Directions for this task: How many lines of the material below contain the string "item"? Reply with the number alone.

Records:
-=-=-

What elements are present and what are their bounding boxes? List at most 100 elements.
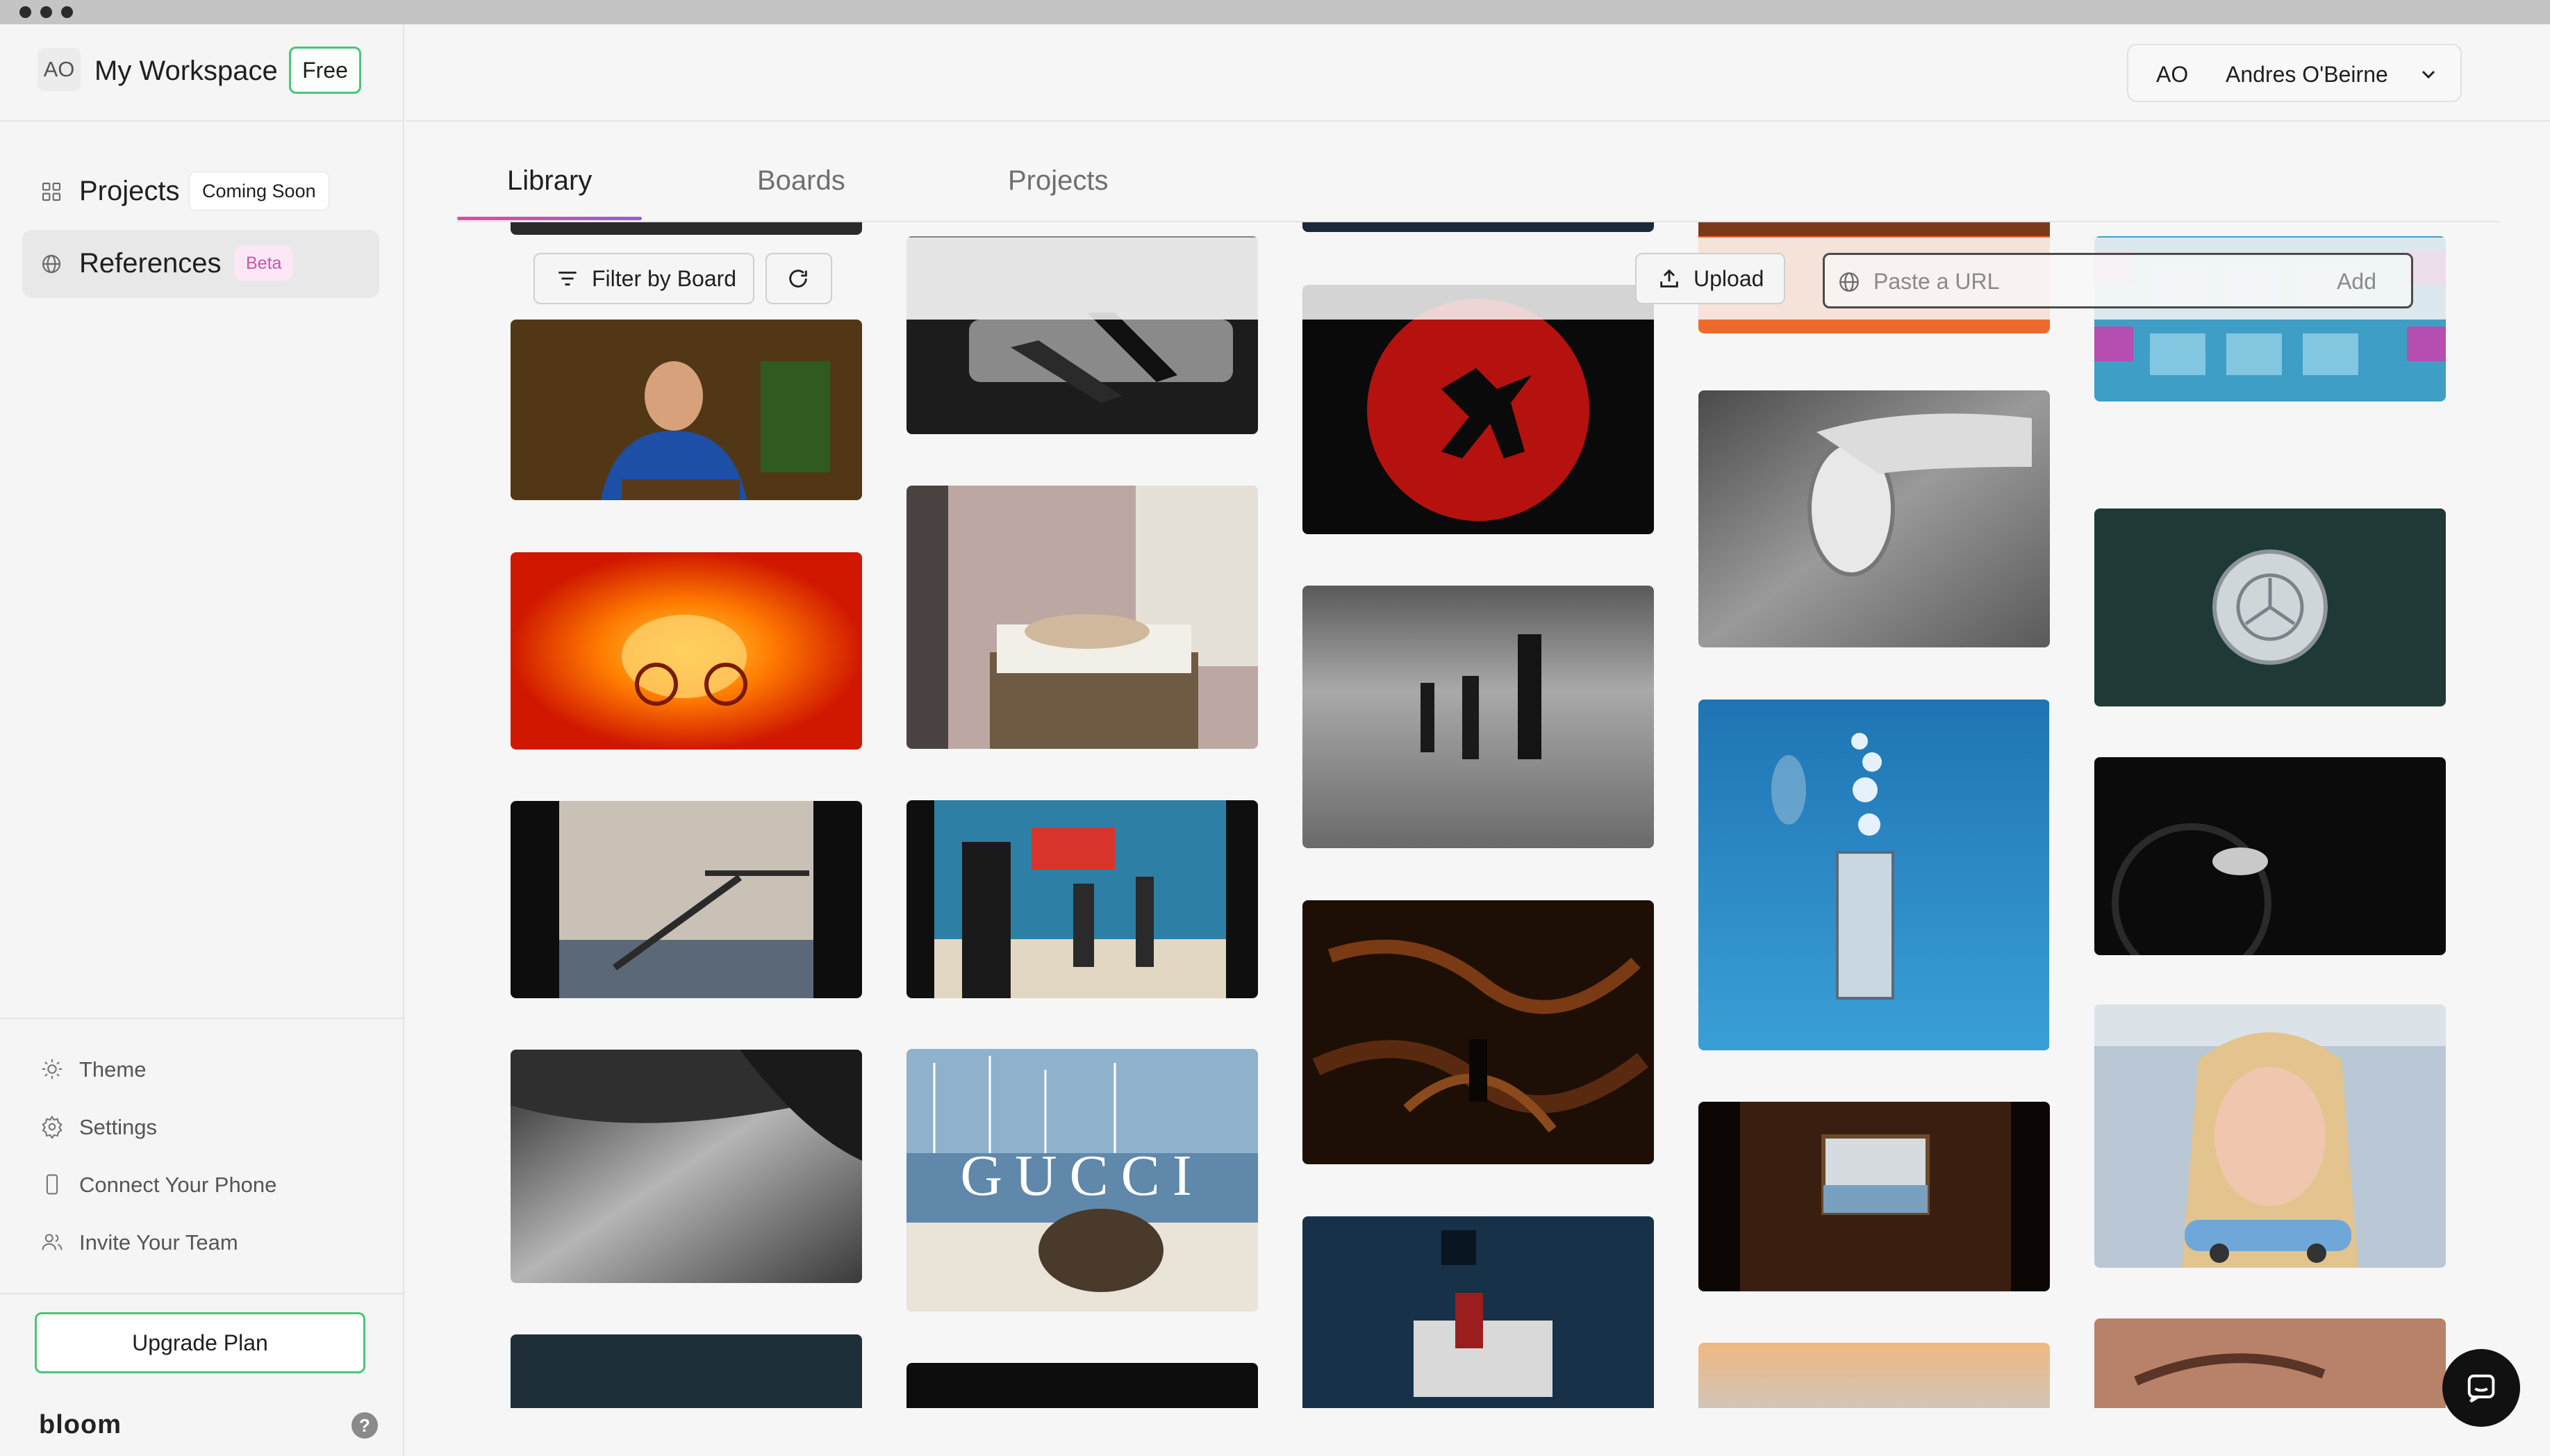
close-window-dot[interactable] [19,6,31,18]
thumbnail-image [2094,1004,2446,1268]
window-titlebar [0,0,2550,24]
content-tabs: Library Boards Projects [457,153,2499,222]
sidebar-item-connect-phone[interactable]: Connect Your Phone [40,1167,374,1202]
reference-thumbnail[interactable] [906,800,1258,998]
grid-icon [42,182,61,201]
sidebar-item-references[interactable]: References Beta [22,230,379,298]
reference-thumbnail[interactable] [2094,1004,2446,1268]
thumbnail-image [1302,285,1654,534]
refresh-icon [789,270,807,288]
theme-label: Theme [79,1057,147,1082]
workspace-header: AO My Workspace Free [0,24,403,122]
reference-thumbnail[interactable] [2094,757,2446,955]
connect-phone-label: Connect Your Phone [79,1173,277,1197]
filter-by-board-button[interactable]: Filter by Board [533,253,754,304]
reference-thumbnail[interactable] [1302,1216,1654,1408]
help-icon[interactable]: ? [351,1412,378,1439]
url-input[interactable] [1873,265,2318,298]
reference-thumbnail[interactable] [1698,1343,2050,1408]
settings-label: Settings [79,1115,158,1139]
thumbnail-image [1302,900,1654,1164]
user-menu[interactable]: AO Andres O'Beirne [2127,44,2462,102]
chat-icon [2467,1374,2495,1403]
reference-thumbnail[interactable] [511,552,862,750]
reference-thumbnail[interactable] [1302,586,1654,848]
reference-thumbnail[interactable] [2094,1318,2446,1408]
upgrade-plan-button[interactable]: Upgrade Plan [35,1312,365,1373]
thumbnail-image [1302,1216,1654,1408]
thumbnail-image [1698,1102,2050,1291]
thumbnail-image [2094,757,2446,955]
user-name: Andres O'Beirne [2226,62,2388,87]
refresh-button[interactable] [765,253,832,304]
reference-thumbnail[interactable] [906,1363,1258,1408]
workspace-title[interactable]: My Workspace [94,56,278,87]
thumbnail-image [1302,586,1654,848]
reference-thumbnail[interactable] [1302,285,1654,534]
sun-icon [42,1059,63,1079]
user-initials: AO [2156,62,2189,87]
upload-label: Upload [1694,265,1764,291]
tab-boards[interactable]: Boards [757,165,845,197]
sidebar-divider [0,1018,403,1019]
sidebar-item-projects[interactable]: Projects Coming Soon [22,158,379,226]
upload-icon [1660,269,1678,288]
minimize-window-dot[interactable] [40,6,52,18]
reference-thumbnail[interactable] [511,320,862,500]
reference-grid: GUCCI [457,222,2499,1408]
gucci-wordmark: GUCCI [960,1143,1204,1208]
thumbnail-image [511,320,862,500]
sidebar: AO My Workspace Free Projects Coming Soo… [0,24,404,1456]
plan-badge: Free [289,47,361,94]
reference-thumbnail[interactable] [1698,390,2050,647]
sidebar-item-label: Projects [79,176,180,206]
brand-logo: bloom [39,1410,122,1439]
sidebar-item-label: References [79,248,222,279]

-=-=-

Task output: 5